Data shown -
▽
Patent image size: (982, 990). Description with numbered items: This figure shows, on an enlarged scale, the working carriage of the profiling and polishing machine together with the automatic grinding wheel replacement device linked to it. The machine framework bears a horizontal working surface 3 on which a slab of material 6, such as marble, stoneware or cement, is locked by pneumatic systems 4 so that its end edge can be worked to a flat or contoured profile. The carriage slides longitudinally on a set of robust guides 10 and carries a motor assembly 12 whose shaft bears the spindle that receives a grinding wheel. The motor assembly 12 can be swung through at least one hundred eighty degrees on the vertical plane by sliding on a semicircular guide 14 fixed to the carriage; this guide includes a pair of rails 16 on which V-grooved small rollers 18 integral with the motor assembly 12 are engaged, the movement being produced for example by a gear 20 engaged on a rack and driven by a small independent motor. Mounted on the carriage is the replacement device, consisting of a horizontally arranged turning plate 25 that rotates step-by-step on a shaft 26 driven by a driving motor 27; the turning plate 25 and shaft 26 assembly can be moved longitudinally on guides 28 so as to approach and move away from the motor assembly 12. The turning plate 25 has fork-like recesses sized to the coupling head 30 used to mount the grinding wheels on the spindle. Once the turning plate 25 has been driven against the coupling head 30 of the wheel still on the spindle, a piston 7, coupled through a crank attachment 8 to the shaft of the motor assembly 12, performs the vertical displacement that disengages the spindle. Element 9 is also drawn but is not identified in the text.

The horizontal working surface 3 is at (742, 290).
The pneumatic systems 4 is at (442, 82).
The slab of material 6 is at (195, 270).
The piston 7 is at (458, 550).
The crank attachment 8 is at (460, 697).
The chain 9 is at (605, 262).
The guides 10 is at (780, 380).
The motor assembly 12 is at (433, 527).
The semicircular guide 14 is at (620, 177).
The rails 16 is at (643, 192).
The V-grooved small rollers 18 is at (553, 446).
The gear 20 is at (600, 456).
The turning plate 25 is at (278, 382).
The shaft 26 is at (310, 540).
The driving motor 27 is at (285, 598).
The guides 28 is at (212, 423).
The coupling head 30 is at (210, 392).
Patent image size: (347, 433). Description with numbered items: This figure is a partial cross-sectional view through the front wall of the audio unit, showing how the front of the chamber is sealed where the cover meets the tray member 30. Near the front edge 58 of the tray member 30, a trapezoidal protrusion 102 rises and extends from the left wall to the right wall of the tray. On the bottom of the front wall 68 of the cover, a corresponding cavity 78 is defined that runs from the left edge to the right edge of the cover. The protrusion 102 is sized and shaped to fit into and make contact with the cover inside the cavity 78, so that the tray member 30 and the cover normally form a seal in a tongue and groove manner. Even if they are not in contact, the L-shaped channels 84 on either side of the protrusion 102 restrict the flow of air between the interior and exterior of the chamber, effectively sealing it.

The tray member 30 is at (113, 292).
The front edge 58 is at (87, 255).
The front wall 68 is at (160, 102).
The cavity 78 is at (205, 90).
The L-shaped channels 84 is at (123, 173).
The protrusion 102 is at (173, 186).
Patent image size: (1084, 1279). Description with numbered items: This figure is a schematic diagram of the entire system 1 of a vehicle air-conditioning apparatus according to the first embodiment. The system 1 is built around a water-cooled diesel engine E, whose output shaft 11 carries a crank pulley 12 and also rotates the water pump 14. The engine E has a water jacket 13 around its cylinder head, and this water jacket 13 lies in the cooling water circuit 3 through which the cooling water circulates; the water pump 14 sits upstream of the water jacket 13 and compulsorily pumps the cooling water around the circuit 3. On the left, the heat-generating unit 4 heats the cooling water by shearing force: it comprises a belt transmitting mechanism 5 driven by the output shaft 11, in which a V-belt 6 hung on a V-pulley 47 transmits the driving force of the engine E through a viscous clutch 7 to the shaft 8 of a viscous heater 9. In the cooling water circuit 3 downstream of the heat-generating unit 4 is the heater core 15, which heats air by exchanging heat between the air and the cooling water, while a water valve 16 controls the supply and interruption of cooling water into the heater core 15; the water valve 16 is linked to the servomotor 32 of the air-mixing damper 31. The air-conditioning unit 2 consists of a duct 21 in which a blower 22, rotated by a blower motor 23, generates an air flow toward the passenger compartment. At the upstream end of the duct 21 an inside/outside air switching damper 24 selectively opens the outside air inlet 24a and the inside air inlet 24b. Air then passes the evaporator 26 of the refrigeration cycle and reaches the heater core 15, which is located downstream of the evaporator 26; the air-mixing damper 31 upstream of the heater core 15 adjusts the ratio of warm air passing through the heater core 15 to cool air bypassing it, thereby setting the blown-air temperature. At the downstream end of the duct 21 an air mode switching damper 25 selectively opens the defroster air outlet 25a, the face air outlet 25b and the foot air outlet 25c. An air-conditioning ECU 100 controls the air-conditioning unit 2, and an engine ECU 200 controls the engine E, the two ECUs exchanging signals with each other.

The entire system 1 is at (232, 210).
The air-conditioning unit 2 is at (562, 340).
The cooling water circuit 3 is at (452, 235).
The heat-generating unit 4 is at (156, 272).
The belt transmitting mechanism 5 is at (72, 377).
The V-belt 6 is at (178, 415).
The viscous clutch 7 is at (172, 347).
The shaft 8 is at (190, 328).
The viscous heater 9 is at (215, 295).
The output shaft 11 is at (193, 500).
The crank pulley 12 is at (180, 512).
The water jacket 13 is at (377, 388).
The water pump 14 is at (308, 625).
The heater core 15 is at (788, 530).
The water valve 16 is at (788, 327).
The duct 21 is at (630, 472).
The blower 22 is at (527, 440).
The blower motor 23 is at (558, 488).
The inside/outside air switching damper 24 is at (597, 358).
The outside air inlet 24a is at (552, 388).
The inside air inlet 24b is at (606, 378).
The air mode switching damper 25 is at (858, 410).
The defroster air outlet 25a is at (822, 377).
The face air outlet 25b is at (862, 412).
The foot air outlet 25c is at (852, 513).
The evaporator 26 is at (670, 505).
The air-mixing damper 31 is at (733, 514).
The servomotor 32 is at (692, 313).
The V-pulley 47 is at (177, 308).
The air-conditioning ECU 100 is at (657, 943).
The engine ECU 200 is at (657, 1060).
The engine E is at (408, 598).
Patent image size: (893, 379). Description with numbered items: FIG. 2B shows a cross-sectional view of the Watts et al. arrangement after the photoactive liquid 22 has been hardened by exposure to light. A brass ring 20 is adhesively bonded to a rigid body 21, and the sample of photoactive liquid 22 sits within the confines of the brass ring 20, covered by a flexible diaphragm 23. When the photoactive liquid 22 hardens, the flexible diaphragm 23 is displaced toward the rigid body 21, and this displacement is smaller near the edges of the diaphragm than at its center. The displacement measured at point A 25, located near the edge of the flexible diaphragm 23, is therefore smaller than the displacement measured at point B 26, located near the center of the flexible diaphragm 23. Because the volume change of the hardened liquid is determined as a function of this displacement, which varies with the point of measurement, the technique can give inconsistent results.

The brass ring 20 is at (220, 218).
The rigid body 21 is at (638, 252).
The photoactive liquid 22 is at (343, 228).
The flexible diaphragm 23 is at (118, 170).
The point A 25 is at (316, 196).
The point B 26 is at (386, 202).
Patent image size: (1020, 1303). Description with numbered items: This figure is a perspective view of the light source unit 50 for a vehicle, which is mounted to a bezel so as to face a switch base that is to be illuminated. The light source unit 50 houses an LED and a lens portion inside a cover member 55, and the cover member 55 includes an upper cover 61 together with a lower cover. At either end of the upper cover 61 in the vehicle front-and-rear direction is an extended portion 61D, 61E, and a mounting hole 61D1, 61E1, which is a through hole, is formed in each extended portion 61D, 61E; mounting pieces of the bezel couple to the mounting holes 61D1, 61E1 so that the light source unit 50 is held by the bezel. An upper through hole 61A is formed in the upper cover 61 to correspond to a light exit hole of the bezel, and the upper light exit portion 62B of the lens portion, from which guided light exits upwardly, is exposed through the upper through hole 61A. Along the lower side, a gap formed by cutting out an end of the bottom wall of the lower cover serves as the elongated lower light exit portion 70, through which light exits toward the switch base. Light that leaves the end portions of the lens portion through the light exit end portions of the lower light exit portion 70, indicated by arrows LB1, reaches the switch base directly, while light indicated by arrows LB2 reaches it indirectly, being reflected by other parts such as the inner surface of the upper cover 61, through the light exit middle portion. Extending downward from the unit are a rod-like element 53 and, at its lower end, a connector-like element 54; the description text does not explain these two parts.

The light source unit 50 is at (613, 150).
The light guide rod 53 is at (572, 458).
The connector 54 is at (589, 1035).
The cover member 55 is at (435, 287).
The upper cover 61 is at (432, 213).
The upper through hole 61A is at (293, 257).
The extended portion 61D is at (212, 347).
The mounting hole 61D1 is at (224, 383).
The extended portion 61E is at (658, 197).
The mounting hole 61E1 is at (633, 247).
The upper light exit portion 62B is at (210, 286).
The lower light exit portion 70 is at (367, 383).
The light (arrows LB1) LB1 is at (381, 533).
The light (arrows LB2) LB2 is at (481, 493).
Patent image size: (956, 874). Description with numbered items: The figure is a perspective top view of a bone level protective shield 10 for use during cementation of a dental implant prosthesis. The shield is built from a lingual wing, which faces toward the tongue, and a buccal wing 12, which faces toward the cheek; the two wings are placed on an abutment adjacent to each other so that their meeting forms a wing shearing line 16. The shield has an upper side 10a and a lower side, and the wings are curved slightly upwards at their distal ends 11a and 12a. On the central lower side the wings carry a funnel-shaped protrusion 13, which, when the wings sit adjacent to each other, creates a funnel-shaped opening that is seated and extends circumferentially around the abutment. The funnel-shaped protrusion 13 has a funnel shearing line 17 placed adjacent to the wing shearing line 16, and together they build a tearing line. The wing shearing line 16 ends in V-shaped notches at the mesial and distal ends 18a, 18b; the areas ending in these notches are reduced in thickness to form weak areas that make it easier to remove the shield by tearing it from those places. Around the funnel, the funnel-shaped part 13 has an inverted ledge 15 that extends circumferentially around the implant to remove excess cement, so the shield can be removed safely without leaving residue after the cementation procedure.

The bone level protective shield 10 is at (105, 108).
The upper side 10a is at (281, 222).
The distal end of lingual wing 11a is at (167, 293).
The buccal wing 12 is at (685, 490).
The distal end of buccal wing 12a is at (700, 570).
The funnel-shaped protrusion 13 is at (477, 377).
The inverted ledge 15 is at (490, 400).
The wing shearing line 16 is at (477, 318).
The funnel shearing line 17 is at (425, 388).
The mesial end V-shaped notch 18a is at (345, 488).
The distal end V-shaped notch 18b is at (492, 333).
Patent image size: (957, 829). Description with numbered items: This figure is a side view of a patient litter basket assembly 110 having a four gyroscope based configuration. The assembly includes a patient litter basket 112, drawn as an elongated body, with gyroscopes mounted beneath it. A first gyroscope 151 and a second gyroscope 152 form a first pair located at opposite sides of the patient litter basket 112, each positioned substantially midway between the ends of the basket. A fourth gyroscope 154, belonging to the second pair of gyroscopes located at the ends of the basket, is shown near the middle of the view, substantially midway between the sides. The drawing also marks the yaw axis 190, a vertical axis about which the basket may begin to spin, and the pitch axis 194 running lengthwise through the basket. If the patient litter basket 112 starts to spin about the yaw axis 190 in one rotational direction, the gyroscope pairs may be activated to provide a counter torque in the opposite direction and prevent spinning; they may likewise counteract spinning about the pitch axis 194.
△
Direction -
Reproduce every line from the one containing "Patent image size: (347, 433)." down to the one containing "The front wall 68 is at (160, 102).", with both of those lines included.

Expected answer -
Patent image size: (347, 433). Description with numbered items: This figure is a partial cross-sectional view through the front wall of the audio unit, showing how the front of the chamber is sealed where the cover meets the tray member 30. Near the front edge 58 of the tray member 30, a trapezoidal protrusion 102 rises and extends from the left wall to the right wall of the tray. On the bottom of the front wall 68 of the cover, a corresponding cavity 78 is defined that runs from the left edge to the right edge of the cover. The protrusion 102 is sized and shaped to fit into and make contact with the cover inside the cavity 78, so that the tray member 30 and the cover normally form a seal in a tongue and groove manner. Even if they are not in contact, the L-shaped channels 84 on either side of the protrusion 102 restrict the flow of air between the interior and exterior of the chamber, effectively sealing it.

The tray member 30 is at (113, 292).
The front edge 58 is at (87, 255).
The front wall 68 is at (160, 102).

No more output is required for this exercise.